===== Supplied records =====

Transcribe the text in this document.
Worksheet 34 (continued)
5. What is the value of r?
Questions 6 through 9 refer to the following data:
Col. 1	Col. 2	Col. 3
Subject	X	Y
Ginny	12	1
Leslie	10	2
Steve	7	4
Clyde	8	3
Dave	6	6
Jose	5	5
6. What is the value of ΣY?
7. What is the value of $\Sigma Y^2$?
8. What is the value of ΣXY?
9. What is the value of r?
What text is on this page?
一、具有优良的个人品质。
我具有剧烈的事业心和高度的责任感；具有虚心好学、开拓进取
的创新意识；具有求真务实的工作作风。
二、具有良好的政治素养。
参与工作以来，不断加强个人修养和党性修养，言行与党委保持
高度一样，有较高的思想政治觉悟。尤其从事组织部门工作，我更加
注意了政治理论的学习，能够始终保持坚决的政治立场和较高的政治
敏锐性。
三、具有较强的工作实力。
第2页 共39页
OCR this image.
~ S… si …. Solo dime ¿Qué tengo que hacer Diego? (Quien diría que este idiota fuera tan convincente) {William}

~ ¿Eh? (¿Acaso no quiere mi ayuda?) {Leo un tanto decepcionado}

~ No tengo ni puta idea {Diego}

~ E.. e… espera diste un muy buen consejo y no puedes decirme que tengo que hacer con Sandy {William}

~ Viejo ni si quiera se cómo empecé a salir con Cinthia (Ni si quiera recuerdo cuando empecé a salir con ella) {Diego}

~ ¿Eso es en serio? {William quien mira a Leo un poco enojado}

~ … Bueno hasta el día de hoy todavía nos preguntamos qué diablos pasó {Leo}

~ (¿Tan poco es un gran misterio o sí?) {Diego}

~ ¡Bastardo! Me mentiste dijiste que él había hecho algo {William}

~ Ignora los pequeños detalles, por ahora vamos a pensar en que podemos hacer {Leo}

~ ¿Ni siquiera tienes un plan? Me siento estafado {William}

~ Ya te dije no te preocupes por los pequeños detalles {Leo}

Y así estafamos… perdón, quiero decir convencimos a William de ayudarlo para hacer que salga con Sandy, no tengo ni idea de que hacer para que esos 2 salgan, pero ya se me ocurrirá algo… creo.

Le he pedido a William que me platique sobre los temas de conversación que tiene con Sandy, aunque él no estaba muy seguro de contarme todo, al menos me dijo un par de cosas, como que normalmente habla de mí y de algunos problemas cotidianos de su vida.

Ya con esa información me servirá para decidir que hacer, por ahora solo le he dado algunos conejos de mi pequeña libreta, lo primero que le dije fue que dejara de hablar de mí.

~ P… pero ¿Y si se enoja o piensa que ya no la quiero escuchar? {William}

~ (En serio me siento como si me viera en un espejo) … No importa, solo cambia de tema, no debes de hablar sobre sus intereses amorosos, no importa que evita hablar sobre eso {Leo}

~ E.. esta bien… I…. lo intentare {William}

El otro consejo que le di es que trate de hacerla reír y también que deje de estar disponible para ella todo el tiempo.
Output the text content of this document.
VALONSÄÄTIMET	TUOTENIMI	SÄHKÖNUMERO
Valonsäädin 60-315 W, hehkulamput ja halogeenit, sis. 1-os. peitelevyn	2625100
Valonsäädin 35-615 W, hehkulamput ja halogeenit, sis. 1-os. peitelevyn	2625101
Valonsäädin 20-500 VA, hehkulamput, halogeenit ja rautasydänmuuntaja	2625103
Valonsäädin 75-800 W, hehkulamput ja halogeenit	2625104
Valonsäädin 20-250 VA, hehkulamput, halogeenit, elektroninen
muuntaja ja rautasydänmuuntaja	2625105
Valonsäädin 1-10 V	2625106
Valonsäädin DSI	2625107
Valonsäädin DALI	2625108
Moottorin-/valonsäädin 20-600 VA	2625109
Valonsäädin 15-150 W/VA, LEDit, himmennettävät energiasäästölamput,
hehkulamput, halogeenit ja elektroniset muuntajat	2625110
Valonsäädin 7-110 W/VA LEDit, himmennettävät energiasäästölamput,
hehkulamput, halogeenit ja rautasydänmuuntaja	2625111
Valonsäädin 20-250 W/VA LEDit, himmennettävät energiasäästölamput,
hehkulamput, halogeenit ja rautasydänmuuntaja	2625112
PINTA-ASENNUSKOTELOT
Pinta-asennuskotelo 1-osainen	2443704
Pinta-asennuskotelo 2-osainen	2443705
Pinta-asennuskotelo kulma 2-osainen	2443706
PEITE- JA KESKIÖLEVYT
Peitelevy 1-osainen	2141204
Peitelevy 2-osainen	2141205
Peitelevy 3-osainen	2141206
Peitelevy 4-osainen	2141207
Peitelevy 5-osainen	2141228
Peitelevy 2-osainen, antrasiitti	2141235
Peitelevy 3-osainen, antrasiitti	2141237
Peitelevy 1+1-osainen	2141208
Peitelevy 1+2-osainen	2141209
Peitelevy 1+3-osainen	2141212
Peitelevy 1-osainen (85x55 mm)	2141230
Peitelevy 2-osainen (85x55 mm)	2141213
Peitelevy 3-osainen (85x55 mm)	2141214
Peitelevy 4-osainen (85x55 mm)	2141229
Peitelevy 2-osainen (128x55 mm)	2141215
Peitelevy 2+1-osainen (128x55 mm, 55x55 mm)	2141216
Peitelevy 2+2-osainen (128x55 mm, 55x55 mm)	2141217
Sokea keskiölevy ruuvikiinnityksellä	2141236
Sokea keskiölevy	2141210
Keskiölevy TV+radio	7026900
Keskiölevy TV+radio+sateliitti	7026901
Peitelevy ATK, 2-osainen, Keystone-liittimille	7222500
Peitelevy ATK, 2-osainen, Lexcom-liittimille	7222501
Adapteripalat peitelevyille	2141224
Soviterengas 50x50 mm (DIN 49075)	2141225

=====

▸ Instructions for the task
From the entries above, list each line with "hablar" in it.

▸ Task result
Ya con esa información me servirá para decidir que hacer, por ahora solo le he dado algunos conejos de mi pequeña libreta, lo primero que le dije fue que dejara de hablar de mí.
~ (En serio me siento como si me viera en un espejo) … No importa, solo cambia de tema, no debes de hablar sobre sus intereses amorosos, no importa que evita hablar sobre eso {Leo}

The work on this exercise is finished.